** Stated exercise **
Scan the entries below and extract each line with the word "CITTA" in it.

** Data extract **
----
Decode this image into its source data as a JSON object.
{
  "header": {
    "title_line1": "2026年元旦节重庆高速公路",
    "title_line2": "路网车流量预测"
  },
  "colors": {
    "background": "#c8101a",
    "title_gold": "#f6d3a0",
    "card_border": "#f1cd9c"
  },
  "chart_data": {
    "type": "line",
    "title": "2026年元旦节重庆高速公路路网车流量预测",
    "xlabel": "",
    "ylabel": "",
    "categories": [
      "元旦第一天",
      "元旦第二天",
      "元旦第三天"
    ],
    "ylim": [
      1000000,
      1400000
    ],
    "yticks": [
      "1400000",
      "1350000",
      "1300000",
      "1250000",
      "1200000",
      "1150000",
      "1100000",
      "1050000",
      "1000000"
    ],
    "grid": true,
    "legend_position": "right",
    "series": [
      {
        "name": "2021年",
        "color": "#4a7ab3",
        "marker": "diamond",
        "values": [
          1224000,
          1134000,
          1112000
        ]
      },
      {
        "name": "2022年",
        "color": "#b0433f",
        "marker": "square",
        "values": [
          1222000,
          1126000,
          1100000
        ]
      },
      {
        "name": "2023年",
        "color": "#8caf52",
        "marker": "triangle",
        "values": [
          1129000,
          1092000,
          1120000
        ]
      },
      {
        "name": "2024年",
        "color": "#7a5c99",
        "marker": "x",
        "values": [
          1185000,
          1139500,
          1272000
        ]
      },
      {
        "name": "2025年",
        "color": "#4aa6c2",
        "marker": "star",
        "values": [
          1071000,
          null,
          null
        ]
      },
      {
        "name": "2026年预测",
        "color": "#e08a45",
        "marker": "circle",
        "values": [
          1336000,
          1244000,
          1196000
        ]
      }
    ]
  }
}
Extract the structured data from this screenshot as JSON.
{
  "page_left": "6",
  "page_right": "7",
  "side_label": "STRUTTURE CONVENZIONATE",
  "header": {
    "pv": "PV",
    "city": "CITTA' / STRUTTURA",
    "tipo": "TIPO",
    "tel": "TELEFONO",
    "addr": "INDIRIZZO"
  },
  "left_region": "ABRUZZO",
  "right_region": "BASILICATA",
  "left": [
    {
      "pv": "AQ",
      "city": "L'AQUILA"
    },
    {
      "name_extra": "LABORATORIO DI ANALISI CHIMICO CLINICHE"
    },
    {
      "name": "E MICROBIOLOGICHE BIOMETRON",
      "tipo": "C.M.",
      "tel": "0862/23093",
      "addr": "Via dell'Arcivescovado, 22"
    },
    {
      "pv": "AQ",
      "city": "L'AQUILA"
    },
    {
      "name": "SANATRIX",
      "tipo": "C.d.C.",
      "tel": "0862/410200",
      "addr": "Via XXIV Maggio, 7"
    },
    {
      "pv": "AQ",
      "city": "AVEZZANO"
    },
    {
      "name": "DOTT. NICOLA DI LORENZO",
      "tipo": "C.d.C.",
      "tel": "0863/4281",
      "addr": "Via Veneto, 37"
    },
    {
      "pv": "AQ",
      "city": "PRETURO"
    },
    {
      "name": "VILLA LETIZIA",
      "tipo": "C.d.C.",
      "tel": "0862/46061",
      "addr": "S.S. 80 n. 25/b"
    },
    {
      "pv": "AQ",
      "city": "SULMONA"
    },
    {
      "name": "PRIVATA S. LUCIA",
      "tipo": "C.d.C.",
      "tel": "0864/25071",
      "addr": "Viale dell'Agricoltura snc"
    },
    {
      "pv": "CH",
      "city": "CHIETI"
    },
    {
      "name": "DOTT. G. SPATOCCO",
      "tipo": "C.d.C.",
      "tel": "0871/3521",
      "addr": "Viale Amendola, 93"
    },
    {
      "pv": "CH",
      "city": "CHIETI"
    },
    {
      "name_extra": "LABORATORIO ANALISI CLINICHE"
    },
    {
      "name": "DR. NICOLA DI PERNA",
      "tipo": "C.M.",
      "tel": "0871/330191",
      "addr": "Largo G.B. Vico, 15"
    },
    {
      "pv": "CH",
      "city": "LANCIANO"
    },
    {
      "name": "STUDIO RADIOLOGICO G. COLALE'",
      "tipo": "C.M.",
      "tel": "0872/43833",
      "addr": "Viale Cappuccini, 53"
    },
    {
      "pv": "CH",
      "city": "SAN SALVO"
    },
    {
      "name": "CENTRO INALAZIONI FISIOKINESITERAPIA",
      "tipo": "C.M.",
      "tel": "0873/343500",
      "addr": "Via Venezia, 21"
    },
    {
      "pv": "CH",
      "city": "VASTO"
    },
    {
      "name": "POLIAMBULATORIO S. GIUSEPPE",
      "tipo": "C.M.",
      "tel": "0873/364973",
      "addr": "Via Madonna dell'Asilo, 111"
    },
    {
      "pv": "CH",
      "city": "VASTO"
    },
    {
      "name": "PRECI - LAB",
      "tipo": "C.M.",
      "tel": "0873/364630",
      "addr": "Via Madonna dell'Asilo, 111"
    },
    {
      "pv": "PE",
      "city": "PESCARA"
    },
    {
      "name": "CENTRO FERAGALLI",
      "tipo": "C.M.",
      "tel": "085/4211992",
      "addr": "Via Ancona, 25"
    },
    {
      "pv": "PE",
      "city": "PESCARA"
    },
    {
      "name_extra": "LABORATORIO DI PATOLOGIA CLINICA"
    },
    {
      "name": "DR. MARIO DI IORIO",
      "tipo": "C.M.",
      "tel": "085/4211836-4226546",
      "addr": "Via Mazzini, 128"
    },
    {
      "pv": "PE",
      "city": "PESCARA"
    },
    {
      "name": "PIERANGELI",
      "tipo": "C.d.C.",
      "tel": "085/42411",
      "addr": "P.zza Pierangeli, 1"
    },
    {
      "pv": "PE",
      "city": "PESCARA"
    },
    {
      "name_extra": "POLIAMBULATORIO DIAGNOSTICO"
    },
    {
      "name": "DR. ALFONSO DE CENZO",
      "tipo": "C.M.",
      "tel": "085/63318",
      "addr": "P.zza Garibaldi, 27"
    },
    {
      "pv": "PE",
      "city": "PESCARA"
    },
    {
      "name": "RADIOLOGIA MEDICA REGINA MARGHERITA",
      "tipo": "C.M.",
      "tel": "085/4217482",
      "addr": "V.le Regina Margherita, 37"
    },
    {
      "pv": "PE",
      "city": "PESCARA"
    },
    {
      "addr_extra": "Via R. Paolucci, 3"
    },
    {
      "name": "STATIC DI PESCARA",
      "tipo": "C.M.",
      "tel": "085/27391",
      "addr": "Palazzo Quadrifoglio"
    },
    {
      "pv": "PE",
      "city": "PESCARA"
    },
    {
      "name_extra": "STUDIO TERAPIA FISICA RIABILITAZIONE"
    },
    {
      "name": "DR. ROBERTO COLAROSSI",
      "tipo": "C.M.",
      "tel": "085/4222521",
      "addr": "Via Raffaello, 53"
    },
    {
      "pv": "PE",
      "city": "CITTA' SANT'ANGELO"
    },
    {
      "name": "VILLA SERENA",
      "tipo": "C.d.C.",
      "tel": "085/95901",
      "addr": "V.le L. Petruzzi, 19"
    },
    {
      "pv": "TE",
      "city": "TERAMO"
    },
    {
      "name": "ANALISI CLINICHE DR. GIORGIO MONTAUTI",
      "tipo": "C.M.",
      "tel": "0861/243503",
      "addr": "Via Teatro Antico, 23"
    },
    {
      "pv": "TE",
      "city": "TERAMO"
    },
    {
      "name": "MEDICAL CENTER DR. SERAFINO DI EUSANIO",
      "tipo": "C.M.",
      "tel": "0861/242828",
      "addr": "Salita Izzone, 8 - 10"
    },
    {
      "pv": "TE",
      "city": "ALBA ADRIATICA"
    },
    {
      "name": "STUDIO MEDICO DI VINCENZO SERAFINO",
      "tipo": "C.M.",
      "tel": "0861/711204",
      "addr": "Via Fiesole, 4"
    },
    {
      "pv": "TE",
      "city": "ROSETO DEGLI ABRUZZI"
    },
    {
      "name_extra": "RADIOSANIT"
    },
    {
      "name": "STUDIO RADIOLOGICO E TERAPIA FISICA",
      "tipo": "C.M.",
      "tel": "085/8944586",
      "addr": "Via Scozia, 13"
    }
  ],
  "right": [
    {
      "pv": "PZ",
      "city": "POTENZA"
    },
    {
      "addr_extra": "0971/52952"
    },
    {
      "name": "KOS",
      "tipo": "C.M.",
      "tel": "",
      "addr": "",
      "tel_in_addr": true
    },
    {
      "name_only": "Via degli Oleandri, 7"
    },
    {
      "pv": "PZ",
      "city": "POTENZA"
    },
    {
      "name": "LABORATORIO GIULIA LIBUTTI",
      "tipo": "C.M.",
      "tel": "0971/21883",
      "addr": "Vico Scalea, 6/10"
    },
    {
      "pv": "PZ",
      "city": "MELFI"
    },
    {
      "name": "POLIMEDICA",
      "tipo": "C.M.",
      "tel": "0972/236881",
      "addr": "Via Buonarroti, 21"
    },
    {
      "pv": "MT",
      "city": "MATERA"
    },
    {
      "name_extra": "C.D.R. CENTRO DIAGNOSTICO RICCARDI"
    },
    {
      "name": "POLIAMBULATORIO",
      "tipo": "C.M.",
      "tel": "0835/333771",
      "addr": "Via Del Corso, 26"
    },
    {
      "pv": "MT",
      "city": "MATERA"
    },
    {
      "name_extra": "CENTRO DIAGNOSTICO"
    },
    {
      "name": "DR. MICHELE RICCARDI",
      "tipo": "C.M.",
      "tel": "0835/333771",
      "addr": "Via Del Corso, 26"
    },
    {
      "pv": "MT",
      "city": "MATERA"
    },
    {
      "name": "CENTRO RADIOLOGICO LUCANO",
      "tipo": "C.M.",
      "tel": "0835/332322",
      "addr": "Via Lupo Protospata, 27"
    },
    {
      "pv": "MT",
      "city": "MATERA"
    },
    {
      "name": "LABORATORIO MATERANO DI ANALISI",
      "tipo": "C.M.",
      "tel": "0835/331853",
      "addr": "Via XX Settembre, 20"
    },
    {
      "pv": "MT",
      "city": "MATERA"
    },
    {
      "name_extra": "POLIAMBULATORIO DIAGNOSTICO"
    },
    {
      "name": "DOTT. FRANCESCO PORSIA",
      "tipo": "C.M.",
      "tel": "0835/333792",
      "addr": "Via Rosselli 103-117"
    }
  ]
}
----
** Solved problem **
    "city": "CITTA' / STRUTTURA",
      "city": "CITTA' SANT'ANGELO"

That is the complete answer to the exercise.